▶ **Saved entries**:
+-------+
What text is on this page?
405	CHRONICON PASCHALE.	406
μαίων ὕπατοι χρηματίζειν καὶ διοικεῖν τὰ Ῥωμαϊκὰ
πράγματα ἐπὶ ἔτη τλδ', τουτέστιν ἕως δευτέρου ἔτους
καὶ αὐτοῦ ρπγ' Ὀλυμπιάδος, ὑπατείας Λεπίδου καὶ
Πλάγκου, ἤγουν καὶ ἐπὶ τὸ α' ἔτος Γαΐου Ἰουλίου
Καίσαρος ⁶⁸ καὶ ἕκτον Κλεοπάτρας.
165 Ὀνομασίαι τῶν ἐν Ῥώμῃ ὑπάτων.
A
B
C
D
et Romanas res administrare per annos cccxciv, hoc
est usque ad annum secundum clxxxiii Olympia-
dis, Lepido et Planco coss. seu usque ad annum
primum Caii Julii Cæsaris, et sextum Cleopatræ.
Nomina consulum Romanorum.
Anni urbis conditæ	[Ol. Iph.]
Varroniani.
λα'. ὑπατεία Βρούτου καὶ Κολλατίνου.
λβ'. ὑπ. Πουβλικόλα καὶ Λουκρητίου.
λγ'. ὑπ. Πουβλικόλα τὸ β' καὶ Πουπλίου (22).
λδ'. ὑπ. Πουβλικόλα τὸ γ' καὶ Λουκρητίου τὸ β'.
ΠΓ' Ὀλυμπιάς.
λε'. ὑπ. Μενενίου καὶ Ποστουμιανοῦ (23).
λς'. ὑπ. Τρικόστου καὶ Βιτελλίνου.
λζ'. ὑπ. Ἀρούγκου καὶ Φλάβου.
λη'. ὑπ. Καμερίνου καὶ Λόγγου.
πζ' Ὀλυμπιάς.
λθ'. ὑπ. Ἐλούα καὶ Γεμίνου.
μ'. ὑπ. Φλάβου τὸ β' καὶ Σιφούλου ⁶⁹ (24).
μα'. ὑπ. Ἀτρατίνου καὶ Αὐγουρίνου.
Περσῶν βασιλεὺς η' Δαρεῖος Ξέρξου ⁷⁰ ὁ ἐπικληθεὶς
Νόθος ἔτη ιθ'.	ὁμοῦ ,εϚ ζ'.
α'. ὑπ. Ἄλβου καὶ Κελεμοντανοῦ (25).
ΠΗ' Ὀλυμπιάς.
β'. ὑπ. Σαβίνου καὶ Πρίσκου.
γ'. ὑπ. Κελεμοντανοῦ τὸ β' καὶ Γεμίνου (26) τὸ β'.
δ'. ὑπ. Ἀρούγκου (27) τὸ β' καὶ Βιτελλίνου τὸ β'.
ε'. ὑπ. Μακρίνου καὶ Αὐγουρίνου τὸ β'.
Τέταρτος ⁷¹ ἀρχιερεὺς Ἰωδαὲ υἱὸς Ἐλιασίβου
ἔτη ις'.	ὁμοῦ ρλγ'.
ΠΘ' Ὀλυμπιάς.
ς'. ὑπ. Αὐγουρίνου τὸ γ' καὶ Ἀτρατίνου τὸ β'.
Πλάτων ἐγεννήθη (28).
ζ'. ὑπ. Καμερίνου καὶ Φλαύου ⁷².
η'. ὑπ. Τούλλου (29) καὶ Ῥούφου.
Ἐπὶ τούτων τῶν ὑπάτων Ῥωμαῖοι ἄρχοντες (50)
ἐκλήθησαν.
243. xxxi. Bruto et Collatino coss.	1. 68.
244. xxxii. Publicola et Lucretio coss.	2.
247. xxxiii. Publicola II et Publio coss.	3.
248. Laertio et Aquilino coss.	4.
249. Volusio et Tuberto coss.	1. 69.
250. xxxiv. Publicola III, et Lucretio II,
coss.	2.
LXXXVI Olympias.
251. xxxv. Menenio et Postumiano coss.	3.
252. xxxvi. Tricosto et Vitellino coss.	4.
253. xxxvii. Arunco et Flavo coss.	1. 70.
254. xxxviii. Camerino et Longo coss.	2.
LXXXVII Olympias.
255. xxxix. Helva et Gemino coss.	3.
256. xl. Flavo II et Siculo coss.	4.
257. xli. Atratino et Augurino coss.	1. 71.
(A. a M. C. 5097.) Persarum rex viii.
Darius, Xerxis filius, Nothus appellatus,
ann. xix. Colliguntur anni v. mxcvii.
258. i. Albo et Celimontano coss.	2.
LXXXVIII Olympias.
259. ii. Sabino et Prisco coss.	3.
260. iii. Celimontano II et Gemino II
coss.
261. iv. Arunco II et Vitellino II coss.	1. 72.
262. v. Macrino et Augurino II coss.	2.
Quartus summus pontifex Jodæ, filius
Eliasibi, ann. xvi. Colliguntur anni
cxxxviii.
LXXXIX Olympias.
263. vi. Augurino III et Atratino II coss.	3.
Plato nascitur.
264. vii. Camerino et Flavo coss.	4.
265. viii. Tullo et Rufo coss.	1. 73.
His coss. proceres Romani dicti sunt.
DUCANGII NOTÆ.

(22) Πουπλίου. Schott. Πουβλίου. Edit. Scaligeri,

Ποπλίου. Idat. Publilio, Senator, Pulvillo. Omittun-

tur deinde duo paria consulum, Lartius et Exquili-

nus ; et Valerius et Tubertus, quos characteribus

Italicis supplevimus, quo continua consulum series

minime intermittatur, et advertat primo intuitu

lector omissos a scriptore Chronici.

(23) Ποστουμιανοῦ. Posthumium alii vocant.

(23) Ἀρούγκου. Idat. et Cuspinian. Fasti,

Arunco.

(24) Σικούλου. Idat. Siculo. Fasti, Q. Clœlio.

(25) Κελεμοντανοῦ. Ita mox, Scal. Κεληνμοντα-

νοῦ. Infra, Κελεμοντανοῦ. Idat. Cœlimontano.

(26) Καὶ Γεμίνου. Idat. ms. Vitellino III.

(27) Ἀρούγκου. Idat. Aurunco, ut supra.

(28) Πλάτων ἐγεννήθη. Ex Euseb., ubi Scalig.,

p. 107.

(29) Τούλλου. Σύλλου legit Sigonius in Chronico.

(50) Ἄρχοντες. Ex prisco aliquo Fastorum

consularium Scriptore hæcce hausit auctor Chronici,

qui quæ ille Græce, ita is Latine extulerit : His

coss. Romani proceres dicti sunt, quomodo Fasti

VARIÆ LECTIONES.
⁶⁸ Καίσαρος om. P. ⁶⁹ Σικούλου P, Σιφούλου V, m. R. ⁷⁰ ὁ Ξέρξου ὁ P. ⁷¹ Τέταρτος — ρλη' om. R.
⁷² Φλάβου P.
+-------+
▶ **What is asked**: Pull out the lines above in which the word "Ποστουμιανοῦ" appears.

▶ **Task response**:
λε'. ὑπ. Μενενίου καὶ Ποστουμιανοῦ (23).
(23) Ποστουμιανοῦ. Posthumium alii vocant.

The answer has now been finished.